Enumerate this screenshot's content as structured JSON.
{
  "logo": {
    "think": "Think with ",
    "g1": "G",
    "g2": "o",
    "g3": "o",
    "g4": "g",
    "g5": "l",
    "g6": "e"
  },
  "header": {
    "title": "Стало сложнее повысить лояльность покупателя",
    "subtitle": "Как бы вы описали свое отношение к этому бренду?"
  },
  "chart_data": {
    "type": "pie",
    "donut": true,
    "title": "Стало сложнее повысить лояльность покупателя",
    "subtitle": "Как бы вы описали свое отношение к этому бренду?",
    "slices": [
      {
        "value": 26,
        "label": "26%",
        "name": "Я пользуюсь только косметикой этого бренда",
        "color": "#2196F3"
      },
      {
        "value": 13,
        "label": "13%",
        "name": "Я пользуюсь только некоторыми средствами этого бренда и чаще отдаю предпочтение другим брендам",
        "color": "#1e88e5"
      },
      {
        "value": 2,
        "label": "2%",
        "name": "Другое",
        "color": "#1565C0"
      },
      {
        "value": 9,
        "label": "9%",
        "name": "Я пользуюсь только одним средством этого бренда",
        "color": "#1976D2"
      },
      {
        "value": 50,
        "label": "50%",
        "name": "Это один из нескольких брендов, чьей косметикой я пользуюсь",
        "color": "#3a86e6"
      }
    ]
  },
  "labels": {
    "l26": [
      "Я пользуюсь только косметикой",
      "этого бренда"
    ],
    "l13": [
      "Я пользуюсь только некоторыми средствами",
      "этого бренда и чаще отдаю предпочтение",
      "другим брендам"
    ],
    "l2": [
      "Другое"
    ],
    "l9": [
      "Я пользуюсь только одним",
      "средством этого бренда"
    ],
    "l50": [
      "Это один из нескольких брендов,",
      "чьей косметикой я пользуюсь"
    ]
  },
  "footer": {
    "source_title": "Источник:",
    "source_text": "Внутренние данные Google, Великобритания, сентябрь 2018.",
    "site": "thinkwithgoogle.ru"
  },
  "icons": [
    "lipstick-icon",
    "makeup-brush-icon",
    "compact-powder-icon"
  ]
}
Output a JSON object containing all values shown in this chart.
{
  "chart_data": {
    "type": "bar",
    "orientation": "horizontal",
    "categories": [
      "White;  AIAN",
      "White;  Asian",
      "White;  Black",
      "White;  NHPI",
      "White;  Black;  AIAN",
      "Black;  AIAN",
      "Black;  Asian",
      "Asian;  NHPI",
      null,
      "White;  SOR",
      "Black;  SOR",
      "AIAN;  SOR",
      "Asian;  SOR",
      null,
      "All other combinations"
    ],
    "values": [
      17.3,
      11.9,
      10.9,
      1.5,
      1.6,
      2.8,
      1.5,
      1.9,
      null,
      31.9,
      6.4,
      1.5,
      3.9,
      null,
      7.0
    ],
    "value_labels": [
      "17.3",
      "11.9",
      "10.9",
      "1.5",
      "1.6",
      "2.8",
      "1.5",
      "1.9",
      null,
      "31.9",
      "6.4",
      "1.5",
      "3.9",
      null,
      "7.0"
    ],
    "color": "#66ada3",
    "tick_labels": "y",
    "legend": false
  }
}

Task statement ▸
From the first line to the last, please quote the material above exactly.

Answer for the task ▸
Enumerate this screenshot's content as structured JSON.
{
  "logo": {
    "think": "Think with ",
    "g1": "G",
    "g2": "o",
    "g3": "o",
    "g4": "g",
    "g5": "l",
    "g6": "e"
  },
  "header": {
    "title": "Стало сложнее повысить лояльность покупателя",
    "subtitle": "Как бы вы описали свое отношение к этому бренду?"
  },
  "chart_data": {
    "type": "pie",
    "donut": true,
    "title": "Стало сложнее повысить лояльность покупателя",
    "subtitle": "Как бы вы описали свое отношение к этому бренду?",
    "slices": [
      {
        "value": 26,
        "label": "26%",
        "name": "Я пользуюсь только косметикой этого бренда",
        "color": "#2196F3"
      },
      {
        "value": 13,
        "label": "13%",
        "name": "Я пользуюсь только некоторыми средствами этого бренда и чаще отдаю предпочтение другим брендам",
        "color": "#1e88e5"
      },
      {
        "value": 2,
        "label": "2%",
        "name": "Другое",
        "color": "#1565C0"
      },
      {
        "value": 9,
        "label": "9%",
        "name": "Я пользуюсь только одним средством этого бренда",
        "color": "#1976D2"
      },
      {
        "value": 50,
        "label": "50%",
        "name": "Это один из нескольких брендов, чьей косметикой я пользуюсь",
        "color": "#3a86e6"
      }
    ]
  },
  "labels": {
    "l26": [
      "Я пользуюсь только косметикой",
      "этого бренда"
    ],
    "l13": [
      "Я пользуюсь только некоторыми средствами",
      "этого бренда и чаще отдаю предпочтение",
      "другим брендам"
    ],
    "l2": [
      "Другое"
    ],
    "l9": [
      "Я пользуюсь только одним",
      "средством этого бренда"
    ],
    "l50": [
      "Это один из нескольких брендов,",
      "чьей косметикой я пользуюсь"
    ]
  },
  "footer": {
    "source_title": "Источник:",
    "source_text": "Внутренние данные Google, Великобритания, сентябрь 2018.",
    "site": "thinkwithgoogle.ru"
  },
  "icons": [
    "lipstick-icon",
    "makeup-brush-icon",
    "compact-powder-icon"
  ]
}
Output a JSON object containing all values shown in this chart.
{
  "chart_data": {
    "type": "bar",
    "orientation": "horizontal",
    "categories": [
      "White;  AIAN",
      "White;  Asian",
      "White;  Black",
      "White;  NHPI",
      "White;  Black;  AIAN",
      "Black;  AIAN",
      "Black;  Asian",
      "Asian;  NHPI",
      null,
      "White;  SOR",
      "Black;  SOR",
      "AIAN;  SOR",
      "Asian;  SOR",
      null,
      "All other combinations"
    ],
    "values": [
      17.3,
      11.9,
      10.9,
      1.5,
      1.6,
      2.8,
      1.5,
      1.9,
      null,
      31.9,
      6.4,
      1.5,
      3.9,
      null,
      7.0
    ],
    "value_labels": [
      "17.3",
      "11.9",
      "10.9",
      "1.5",
      "1.6",
      "2.8",
      "1.5",
      "1.9",
      null,
      "31.9",
      "6.4",
      "1.5",
      "3.9",
      null,
      "7.0"
    ],
    "color": "#66ada3",
    "tick_labels": "y",
    "legend": false
  }
}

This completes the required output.